Stored data
• • • • •

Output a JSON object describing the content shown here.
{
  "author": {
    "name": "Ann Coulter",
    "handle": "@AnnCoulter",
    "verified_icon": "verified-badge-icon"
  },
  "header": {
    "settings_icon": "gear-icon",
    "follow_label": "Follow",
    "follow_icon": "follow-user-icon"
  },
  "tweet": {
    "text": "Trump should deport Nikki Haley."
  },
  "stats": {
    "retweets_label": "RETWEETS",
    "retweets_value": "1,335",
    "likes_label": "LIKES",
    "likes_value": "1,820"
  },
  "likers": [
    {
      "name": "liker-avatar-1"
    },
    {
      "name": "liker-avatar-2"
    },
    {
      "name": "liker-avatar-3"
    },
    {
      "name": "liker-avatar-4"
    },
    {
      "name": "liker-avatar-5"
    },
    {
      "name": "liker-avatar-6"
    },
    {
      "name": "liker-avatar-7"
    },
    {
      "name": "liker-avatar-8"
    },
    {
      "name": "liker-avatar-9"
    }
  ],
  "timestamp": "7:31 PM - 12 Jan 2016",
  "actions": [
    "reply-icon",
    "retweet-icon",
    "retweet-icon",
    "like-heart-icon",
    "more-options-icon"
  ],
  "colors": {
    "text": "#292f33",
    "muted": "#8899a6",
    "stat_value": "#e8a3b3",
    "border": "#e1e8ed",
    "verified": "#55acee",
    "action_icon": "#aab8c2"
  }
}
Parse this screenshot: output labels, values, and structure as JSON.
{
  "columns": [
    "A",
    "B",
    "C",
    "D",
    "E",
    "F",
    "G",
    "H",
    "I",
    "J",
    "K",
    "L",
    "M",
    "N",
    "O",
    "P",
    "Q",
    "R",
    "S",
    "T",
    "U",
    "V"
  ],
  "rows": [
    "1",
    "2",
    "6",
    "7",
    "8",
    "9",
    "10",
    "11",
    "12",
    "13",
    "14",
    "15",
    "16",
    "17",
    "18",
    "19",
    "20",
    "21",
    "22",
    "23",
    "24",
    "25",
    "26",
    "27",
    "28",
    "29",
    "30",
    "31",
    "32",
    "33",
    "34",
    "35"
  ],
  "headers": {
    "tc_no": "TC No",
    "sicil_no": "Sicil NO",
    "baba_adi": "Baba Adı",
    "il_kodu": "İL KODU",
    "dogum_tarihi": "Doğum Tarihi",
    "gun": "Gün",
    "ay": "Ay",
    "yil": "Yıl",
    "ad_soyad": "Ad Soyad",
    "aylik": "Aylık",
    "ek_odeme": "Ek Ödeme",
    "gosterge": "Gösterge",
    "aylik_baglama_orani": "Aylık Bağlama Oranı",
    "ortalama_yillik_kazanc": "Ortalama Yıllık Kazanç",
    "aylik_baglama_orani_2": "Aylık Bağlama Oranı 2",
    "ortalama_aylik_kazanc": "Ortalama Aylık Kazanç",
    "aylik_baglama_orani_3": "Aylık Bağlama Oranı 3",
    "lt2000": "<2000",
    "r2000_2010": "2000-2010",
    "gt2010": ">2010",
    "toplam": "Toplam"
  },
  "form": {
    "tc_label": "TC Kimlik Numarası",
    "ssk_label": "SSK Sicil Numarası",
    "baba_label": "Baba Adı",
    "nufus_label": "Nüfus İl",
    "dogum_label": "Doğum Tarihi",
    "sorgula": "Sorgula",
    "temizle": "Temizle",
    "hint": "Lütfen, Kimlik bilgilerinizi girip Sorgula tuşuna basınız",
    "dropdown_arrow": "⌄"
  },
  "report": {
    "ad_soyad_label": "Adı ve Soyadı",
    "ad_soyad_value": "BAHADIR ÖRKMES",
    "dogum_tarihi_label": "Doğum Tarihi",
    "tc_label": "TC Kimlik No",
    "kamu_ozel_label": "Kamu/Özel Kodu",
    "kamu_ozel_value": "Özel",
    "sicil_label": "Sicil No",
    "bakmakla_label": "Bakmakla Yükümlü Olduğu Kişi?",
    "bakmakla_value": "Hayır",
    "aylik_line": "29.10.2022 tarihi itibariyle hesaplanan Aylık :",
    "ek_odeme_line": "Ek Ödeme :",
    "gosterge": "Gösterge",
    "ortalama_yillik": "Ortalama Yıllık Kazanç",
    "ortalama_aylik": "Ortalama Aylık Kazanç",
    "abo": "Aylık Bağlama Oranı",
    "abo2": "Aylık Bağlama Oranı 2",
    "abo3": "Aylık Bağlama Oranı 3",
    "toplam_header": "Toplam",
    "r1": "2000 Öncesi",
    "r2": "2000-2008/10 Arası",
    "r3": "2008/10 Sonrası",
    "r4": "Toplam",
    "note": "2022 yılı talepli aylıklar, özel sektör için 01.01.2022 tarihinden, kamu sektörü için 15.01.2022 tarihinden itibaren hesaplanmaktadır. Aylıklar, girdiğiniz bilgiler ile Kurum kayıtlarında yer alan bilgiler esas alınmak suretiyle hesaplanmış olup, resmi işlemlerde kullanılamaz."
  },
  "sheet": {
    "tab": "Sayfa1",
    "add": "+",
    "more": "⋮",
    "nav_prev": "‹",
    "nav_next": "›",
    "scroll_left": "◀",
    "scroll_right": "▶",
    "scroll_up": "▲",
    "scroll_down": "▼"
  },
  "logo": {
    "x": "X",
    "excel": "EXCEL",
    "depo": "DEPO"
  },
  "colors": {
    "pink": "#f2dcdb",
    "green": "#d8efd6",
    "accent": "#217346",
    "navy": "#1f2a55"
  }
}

• • • • •

WRITTEN TASK:
Find every line in the records that contains the word "JSON"; copy those lines.

SOLUTION FOR THIS TASK:
Output a JSON object describing the content shown here.
Parse this screenshot: output labels, values, and structure as JSON.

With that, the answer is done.